■ Aim of the task ■
Every line that holds "fractures" should be shown.

....

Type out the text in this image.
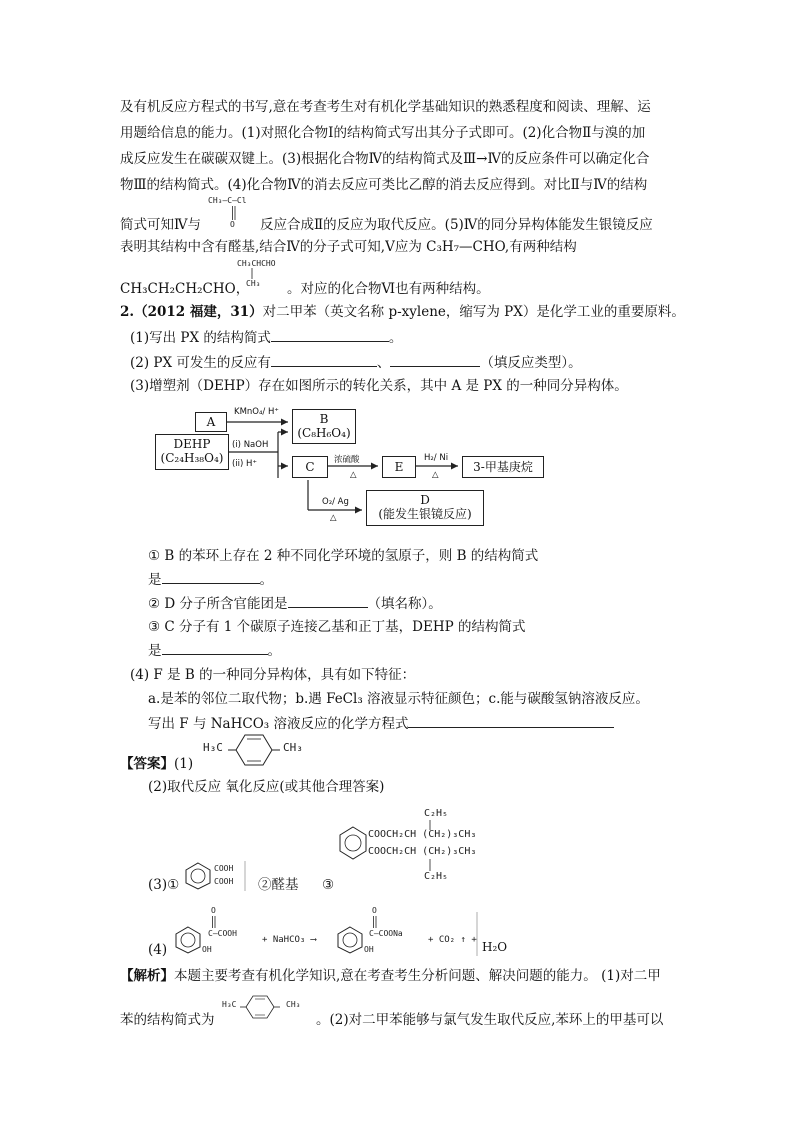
及有机反应方程式的书写,意在考查考生对有机化学基础知识的熟悉程度和阅读、理解、运
用题给信息的能力。(1)对照化合物Ⅰ的结构简式写出其分子式即可。(2)化合物Ⅱ与溴的加
成反应发生在碳碳双键上。(3)根据化合物Ⅳ的结构简式及Ⅲ→Ⅳ的反应条件可以确定化合
物Ⅲ的结构简式。(4)化合物Ⅳ的消去反应可类比乙醇的消去反应得到。对比Ⅱ与Ⅳ的结构
简式可知Ⅳ与
CH₃—C—Cl
O 反应合成Ⅱ的反应为取代反应。(5)Ⅳ的同分异构体能发生银镜反应
表明其结构中含有醛基,结合Ⅳ的分子式可知,Ⅴ应为 C₃H₇—CHO,有两种结构
CH₃CH₂CH₂CHO，
CH₃CHCHO
CH₃ 。对应的化合物Ⅵ也有两种结构。
2.（2012 福建，31）对二甲苯（英文名称 p-xylene，缩写为 PX）是化学工业的重要原料。
(1)写出 PX 的结构简式	。
(2) PX 可发生的反应有	、	（填反应类型）。
(3)增塑剂（DEHP）存在如图所示的转化关系，其中 A 是 PX 的一种同分异构体。
A	B
(C₈H₆O₄)
DEHP
(C₂₄H₃₈O₄)
C	E	3-甲基庚烷
D
(能发生银镜反应)
KMnO₄/ H⁺
(i) NaOH
(ii) H⁺	浓硫酸
△
H₂/ Ni
△
O₂/ Ag
△
① B 的苯环上存在 2 种不同化学环境的氢原子，则 B 的结构简式
是	。
② D 分子所含官能团是	（填名称）。
③ C 分子有 1 个碳原子连接乙基和正丁基，DEHP 的结构简式
是	。
(4) F 是 B 的一种同分异构体，具有如下特征：
a.是苯的邻位二取代物；b.遇 FeCl₃ 溶液显示特征颜色；c.能与碳酸氢钠溶液反应。
写出 F 与 NaHCO₃ 溶液反应的化学方程式
【答案】(1)
H₃C	CH₃
(2)取代反应 氧化反应(或其他合理答案)
C₂H₅
COOCH₂CH (CH₂)₃CH₃
COOCH₂CH (CH₂)₃CH₃
C₂H₅
(3)①
COOH
COOH ②醛基 ③
(4)
O
C—COOH
OH
+ NaHCO₃ ⟶
O
C—COONa
OH
+ CO₂ ↑ + H₂O
【解析】本题主要考查有机化学知识,意在考查考生分析问题、解决问题的能力。 (1)对二甲
苯的结构简式为
H₃C	CH₃
。(2)对二甲苯能够与氯气发生取代反应,苯环上的甲基可以
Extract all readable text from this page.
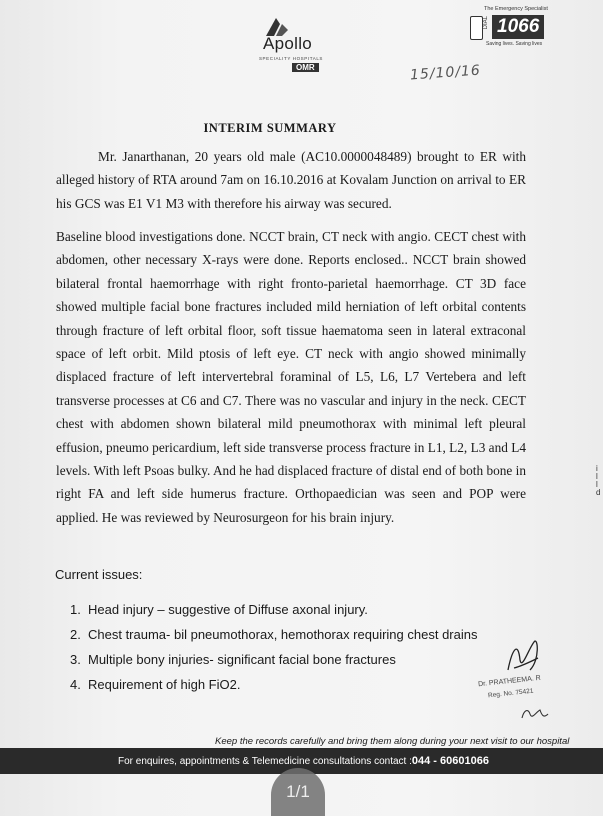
Apollo
SPECIALITY HOSPITALS
OMR
The Emergency Specialist
DIAL 1066
Saving lives. Saving lives
15/10/16
INTERIM SUMMARY
Mr. Janarthanan, 20 years old male (AC10.0000048489) brought to ER with alleged history of RTA around 7am on 16.10.2016 at Kovalam Junction on arrival to ER his GCS was E1 V1 M3 with therefore his airway was secured.
Baseline blood investigations done. NCCT brain, CT neck with angio. CECT chest with abdomen, other necessary X-rays were done. Reports enclosed.. NCCT brain showed bilateral frontal haemorrhage with right fronto-parietal haemorrhage. CT 3D face showed multiple facial bone fractures included mild herniation of left orbital contents through fracture of left orbital floor, soft tissue haematoma seen in lateral extraconal space of left orbit. Mild ptosis of left eye. CT neck with angio showed minimally displaced fracture of left intervertebral foraminal of L5, L6, L7 Vertebera and left transverse processes at C6 and C7. There was no vascular and injury in the neck. CECT chest with abdomen shown bilateral mild pneumothorax with minimal left pleural effusion, pneumo pericardium, left side transverse process fracture in L1, L2, L3 and L4 levels. With left Psoas bulky. And he had displaced fracture of distal end of both bone in right FA and left side humerus fracture. Orthopaedician was seen and POP were applied. He was reviewed by Neurosurgeon for his brain injury.
Current issues:
1. Head injury – suggestive of Diffuse axonal injury.
2. Chest trauma- bil pneumothorax, hemothorax requiring chest drains
3. Multiple bony injuries- significant facial bone fractures
4. Requirement of high FiO2.	Dr. PRATHEEMA. R
Reg. No. 75421
i
l
l
d
Keep the records carefully and bring them along during your next visit to our hospital
For enquires, appointments & Telemedicine consultations contact :044 - 60601066
1/1
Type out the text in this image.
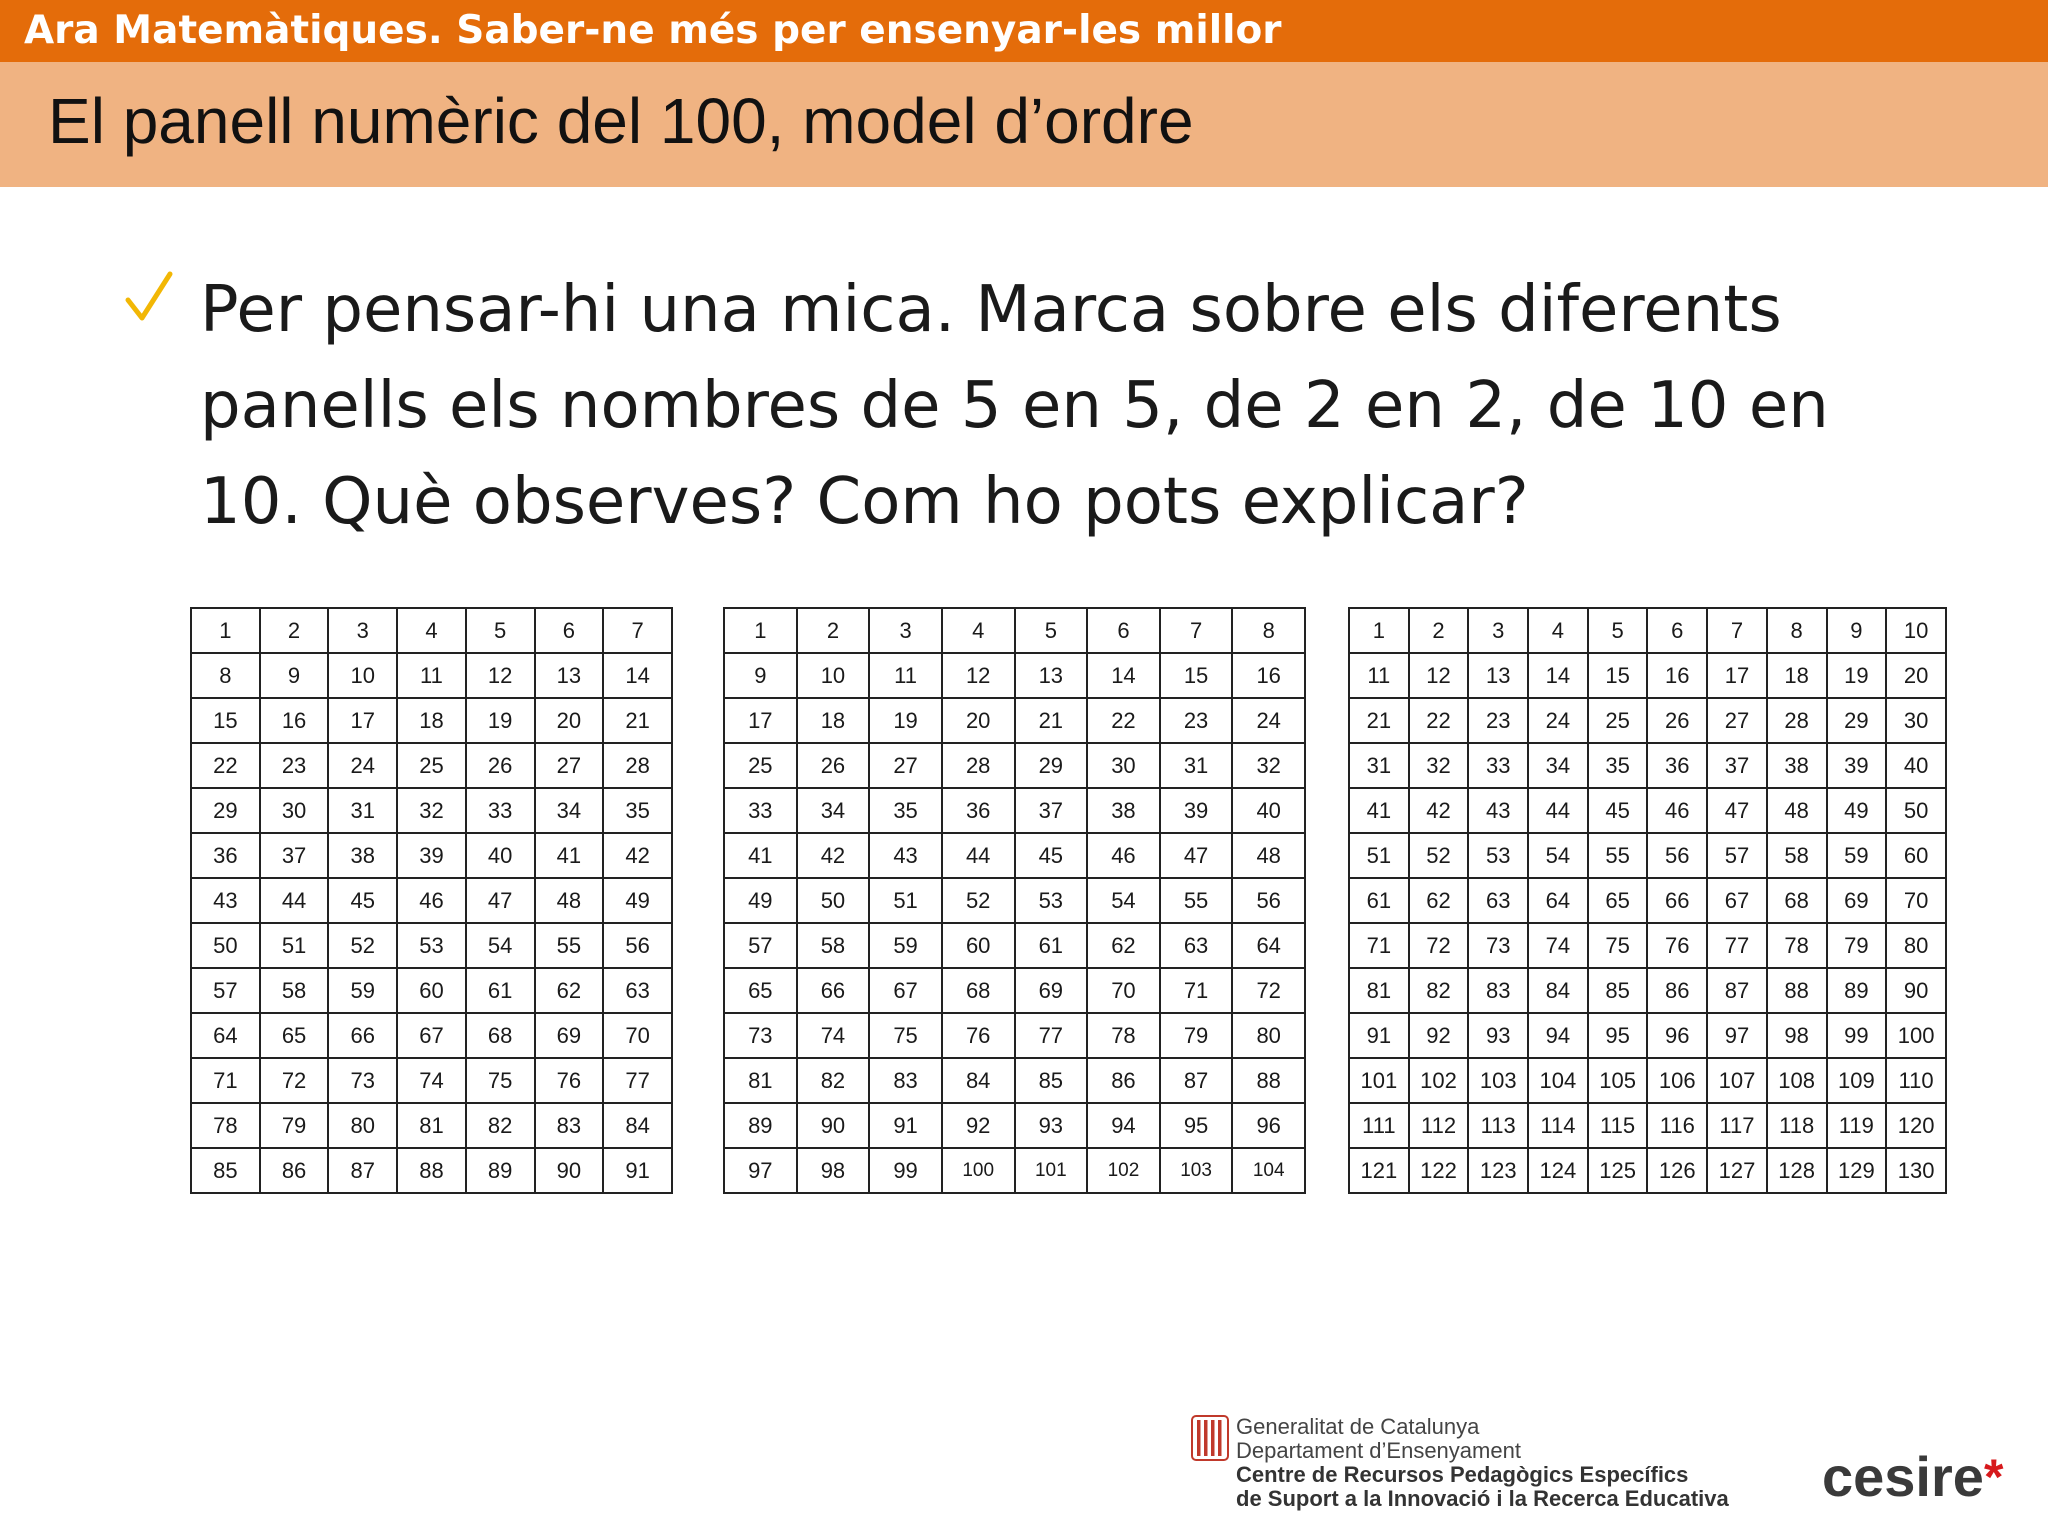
Ara Matemàtiques. Saber-ne més per ensenyar-les millor
El panell numèric del 100, model d’ordre
Per pensar-hi una mica. Marca sobre els diferents
panells els nombres de 5 en 5, de 2 en 2, de 10 en
10. Què observes? Com ho pots explicar?
1	2	3	4	5	6	7
8	9	10	11	12	13	14
15	16	17	18	19	20	21
22	23	24	25	26	27	28
29	30	31	32	33	34	35
36	37	38	39	40	41	42
43	44	45	46	47	48	49
50	51	52	53	54	55	56
57	58	59	60	61	62	63
64	65	66	67	68	69	70
71	72	73	74	75	76	77
78	79	80	81	82	83	84
85	86	87	88	89	90	91
1	2	3	4	5	6	7	8
9	10	11	12	13	14	15	16
17	18	19	20	21	22	23	24
25	26	27	28	29	30	31	32
33	34	35	36	37	38	39	40
41	42	43	44	45	46	47	48
49	50	51	52	53	54	55	56
57	58	59	60	61	62	63	64
65	66	67	68	69	70	71	72
73	74	75	76	77	78	79	80
81	82	83	84	85	86	87	88
89	90	91	92	93	94	95	96
97	98	99	100	101	102	103	104
1	2	3	4	5	6	7	8	9	10
11	12	13	14	15	16	17	18	19	20
21	22	23	24	25	26	27	28	29	30
31	32	33	34	35	36	37	38	39	40
41	42	43	44	45	46	47	48	49	50
51	52	53	54	55	56	57	58	59	60
61	62	63	64	65	66	67	68	69	70
71	72	73	74	75	76	77	78	79	80
81	82	83	84	85	86	87	88	89	90
91	92	93	94	95	96	97	98	99	100
101	102	103	104	105	106	107	108	109	110
111	112	113	114	115	116	117	118	119	120
121	122	123	124	125	126	127	128	129	130
Generalitat de Catalunya
Departament d’Ensenyament
Centre de Recursos Pedagògics Específics
de Suport a la Innovació i la Recerca Educativa cesire*
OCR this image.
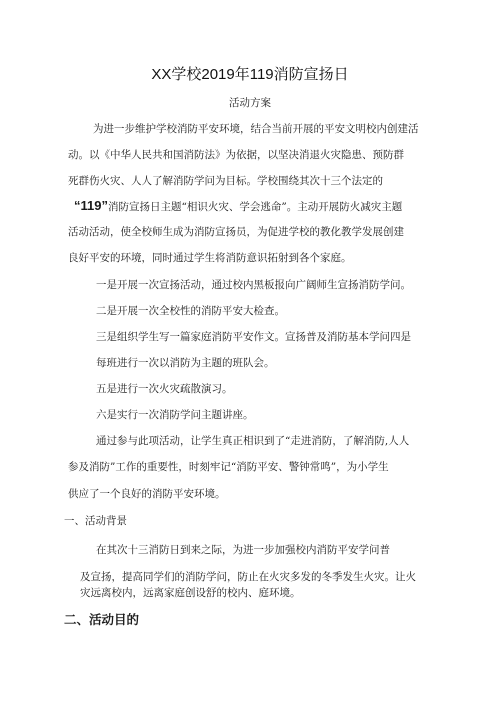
XX学校2019年119消防宣扬日
活动方案
为进一步维护学校消防平安环境，结合当前开展的平安文明校内创建活
动。以《中华人民共和国消防法》为依据，以坚决消退火灾隐患、预防群
死群伤火灾、人人了解消防学问为目标。学校围绕其次十三个法定的
“119”消防宣扬日主题“相识火灾、学会逃命”。主动开展防火减灾主题
活动活动，使全校师生成为消防宣扬员，为促进学校的教化教学发展创建
良好平安的环境，同时通过学生将消防意识拓射到各个家庭。
一是开展一次宣扬活动，通过校内黑板报向广阔师生宣扬消防学问。
二是开展一次全校性的消防平安大检查。
三是组织学生写一篇家庭消防平安作文。宣扬普及消防基本学问四是
每班进行一次以消防为主题的班队会。
五是进行一次火灾疏散演习。
六是实行一次消防学问主题讲座。
通过参与此项活动，让学生真正相识到了“走进消防，了解消防,人人
参及消防”工作的重要性，时刻牢记“消防平安、警钟常鸣”，为小学生
供应了一个良好的消防平安环境。
一、活动背景
在其次十三消防日到来之际，为进一步加强校内消防平安学问普
及宣扬，提高同学们的消防学问，防止在火灾多发的冬季发生火灾。让火
灾远离校内，远离家庭创设舒的校内、庭环境。
二、活动目的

....

■ Answer to this task ■
Baseline blood investigations done. NCCT brain, CT neck with angio. CECT chest with abdomen, other necessary X-rays were done. Reports enclosed.. NCCT brain showed bilateral frontal haemorrhage with right fronto-parietal haemorrhage. CT 3D face showed multiple facial bone fractures included mild herniation of left orbital contents through fracture of left orbital floor, soft tissue haematoma seen in lateral extraconal space of left orbit. Mild ptosis of left eye. CT neck with angio showed minimally displaced fracture of left intervertebral foraminal of L5, L6, L7 Vertebera and left transverse processes at C6 and C7. There was no vascular and injury in the neck. CECT chest with abdomen shown bilateral mild pneumothorax with minimal left pleural effusion, pneumo pericardium, left side transverse process fracture in L1, L2, L3 and L4 levels. With left Psoas bulky. And he had displaced fracture of distal end of both bone in right FA and left side humerus fracture. Orthopaedician was seen and POP were applied. He was reviewed by Neurosurgeon for his brain injury.
3. Multiple bony injuries- significant facial bone fractures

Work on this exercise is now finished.